### Task to carry out
Return only the lines starting at the line that contains "Output the underlying" and ending with the final line of the listing; include both endpoints.

### Task input
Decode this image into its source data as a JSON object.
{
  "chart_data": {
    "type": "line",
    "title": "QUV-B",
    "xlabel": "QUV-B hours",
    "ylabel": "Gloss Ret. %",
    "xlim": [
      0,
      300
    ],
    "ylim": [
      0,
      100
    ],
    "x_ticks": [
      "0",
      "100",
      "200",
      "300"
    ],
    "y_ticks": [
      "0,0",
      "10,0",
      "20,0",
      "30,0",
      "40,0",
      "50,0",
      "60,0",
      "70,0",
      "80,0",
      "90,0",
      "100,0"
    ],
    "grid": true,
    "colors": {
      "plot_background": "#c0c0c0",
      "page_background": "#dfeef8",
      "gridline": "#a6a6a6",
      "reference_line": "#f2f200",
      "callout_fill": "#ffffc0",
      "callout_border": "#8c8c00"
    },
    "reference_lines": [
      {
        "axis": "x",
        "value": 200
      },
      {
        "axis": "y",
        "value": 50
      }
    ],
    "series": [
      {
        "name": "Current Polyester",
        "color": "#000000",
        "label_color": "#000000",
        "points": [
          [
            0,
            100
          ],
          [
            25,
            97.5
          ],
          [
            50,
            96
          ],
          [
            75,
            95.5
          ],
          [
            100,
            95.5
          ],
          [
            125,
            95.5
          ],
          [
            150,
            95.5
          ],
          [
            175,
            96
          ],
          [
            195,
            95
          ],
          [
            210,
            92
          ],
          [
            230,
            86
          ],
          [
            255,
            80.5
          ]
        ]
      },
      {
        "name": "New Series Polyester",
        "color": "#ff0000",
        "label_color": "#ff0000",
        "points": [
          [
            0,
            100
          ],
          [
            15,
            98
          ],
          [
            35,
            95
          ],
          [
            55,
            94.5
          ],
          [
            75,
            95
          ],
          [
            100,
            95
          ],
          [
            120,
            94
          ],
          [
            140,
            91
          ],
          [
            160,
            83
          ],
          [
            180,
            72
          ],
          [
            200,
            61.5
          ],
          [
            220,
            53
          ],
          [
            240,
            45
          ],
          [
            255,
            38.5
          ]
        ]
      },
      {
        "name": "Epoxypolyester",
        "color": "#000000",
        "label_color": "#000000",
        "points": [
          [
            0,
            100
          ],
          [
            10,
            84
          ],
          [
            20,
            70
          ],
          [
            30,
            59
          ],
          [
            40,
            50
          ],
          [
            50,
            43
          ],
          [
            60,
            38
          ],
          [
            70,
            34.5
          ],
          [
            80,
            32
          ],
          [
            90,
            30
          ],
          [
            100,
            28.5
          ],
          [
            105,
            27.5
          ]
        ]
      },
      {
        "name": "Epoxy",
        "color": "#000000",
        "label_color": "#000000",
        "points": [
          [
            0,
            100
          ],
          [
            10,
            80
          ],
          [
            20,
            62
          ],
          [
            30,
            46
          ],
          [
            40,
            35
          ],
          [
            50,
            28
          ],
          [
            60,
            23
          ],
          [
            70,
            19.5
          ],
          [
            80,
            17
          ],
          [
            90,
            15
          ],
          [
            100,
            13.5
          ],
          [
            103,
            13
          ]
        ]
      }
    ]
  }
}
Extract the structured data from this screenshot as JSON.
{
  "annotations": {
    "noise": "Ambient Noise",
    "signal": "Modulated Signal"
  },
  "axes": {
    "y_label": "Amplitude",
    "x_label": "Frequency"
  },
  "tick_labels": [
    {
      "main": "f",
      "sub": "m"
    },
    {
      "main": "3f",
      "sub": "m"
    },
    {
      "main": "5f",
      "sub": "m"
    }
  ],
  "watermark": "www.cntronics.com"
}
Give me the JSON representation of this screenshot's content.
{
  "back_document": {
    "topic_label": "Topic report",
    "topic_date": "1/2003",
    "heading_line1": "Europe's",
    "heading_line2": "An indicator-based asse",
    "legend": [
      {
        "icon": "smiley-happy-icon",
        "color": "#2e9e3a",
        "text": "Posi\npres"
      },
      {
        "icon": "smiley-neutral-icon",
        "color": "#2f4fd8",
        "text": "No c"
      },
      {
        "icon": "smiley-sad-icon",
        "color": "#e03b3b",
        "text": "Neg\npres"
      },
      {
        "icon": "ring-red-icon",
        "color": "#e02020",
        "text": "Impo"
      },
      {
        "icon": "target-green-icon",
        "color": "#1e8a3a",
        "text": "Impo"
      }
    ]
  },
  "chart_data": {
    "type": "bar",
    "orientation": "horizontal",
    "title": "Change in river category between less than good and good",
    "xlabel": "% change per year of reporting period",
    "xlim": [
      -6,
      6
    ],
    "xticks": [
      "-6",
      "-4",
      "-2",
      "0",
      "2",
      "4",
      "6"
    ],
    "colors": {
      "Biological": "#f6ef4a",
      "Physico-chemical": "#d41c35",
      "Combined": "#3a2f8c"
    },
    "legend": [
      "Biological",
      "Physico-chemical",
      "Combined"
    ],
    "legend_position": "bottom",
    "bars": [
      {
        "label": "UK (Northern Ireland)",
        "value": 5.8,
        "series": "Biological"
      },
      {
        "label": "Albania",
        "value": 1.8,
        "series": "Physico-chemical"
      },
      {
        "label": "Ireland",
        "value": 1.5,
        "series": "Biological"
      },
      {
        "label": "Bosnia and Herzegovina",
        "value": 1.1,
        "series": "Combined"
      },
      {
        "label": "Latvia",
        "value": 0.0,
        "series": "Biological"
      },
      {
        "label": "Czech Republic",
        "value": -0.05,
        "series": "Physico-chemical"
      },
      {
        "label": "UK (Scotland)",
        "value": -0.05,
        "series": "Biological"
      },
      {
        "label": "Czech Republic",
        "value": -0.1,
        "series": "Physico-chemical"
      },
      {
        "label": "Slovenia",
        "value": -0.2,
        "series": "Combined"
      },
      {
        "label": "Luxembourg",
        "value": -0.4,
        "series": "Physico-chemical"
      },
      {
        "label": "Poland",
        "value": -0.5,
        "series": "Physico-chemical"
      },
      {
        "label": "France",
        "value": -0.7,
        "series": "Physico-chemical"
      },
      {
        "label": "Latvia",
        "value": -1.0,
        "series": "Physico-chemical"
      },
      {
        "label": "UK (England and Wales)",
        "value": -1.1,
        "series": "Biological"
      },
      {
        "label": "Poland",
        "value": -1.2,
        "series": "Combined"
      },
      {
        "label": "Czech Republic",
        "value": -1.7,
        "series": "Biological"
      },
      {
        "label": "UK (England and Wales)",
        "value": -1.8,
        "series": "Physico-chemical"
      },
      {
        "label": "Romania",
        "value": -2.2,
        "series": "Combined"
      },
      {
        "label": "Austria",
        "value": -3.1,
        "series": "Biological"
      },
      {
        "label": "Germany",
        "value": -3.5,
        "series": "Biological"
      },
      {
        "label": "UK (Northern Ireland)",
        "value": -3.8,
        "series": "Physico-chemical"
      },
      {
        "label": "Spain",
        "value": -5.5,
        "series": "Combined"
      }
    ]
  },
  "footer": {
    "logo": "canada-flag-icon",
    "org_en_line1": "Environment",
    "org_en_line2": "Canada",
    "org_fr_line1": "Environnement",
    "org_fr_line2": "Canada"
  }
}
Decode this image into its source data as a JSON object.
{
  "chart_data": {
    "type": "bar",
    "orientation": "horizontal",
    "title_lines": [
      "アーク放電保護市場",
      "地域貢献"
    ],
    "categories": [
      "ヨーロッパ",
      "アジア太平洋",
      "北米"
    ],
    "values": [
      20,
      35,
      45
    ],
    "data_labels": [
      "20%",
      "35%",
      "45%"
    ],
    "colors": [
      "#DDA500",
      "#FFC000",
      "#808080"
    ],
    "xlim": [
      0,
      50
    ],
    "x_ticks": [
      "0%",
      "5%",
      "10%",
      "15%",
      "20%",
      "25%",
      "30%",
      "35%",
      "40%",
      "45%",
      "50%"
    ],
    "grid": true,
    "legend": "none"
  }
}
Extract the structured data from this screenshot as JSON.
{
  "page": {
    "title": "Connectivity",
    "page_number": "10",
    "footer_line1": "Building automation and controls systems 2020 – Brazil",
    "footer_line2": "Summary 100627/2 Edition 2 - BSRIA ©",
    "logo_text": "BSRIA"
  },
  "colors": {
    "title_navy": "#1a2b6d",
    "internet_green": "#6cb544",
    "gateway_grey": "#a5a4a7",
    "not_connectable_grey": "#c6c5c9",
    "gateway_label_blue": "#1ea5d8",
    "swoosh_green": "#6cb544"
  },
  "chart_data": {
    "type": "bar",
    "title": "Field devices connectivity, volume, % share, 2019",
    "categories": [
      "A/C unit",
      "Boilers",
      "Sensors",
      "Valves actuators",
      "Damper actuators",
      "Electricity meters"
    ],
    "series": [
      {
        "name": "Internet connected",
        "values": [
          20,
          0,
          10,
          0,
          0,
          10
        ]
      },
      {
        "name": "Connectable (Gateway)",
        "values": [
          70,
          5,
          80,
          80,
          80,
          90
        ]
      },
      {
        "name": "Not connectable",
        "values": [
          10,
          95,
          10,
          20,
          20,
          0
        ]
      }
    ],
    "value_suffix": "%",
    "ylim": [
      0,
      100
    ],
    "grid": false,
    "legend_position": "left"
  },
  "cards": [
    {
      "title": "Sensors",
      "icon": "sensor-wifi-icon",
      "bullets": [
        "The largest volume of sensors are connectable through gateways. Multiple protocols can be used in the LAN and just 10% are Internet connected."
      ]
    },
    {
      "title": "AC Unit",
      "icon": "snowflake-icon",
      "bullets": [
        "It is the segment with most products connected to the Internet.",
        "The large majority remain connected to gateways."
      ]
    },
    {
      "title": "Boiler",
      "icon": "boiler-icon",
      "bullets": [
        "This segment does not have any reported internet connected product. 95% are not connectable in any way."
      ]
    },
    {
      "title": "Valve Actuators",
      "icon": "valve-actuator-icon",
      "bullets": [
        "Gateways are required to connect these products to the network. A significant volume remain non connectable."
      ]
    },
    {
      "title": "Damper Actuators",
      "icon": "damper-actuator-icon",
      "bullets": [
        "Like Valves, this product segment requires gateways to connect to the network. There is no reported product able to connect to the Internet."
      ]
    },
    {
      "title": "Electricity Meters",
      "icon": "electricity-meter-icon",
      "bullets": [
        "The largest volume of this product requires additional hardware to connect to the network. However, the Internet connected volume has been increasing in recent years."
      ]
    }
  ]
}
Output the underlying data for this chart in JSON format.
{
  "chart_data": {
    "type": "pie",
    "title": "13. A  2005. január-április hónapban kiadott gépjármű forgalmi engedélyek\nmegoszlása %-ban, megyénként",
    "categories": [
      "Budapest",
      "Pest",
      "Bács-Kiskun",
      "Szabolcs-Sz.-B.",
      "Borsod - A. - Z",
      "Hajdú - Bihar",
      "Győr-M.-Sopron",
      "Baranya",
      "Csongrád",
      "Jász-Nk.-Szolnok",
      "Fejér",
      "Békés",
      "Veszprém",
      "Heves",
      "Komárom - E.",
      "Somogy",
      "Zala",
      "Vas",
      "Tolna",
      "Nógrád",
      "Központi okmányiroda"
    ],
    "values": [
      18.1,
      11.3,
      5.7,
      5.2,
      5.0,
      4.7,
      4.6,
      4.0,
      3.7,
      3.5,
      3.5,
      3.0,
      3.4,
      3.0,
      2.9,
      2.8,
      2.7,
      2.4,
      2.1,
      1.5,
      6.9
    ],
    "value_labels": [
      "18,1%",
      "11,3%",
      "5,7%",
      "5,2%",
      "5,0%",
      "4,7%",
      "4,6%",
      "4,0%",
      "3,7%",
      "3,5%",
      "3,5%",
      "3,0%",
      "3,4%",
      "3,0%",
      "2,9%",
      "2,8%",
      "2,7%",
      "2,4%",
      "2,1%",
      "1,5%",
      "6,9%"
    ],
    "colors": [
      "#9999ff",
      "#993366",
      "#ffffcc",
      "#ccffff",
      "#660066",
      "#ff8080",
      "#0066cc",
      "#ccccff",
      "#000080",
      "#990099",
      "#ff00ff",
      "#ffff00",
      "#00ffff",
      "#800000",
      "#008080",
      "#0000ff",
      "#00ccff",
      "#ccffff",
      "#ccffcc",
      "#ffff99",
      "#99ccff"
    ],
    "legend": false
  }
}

### Task output
Output the underlying data for this chart in JSON format.
{
  "chart_data": {
    "type": "pie",
    "title": "13. A  2005. január-április hónapban kiadott gépjármű forgalmi engedélyek\nmegoszlása %-ban, megyénként",
    "categories": [
      "Budapest",
      "Pest",
      "Bács-Kiskun",
      "Szabolcs-Sz.-B.",
      "Borsod - A. - Z",
      "Hajdú - Bihar",
      "Győr-M.-Sopron",
      "Baranya",
      "Csongrád",
      "Jász-Nk.-Szolnok",
      "Fejér",
      "Békés",
      "Veszprém",
      "Heves",
      "Komárom - E.",
      "Somogy",
      "Zala",
      "Vas",
      "Tolna",
      "Nógrád",
      "Központi okmányiroda"
    ],
    "values": [
      18.1,
      11.3,
      5.7,
      5.2,
      5.0,
      4.7,
      4.6,
      4.0,
      3.7,
      3.5,
      3.5,
      3.0,
      3.4,
      3.0,
      2.9,
      2.8,
      2.7,
      2.4,
      2.1,
      1.5,
      6.9
    ],
    "value_labels": [
      "18,1%",
      "11,3%",
      "5,7%",
      "5,2%",
      "5,0%",
      "4,7%",
      "4,6%",
      "4,0%",
      "3,7%",
      "3,5%",
      "3,5%",
      "3,0%",
      "3,4%",
      "3,0%",
      "2,9%",
      "2,8%",
      "2,7%",
      "2,4%",
      "2,1%",
      "1,5%",
      "6,9%"
    ],
    "colors": [
      "#9999ff",
      "#993366",
      "#ffffcc",
      "#ccffff",
      "#660066",
      "#ff8080",
      "#0066cc",
      "#ccccff",
      "#000080",
      "#990099",
      "#ff00ff",
      "#ffff00",
      "#00ffff",
      "#800000",
      "#008080",
      "#0000ff",
      "#00ccff",
      "#ccffff",
      "#ccffcc",
      "#ffff99",
      "#99ccff"
    ],
    "legend": false
  }
}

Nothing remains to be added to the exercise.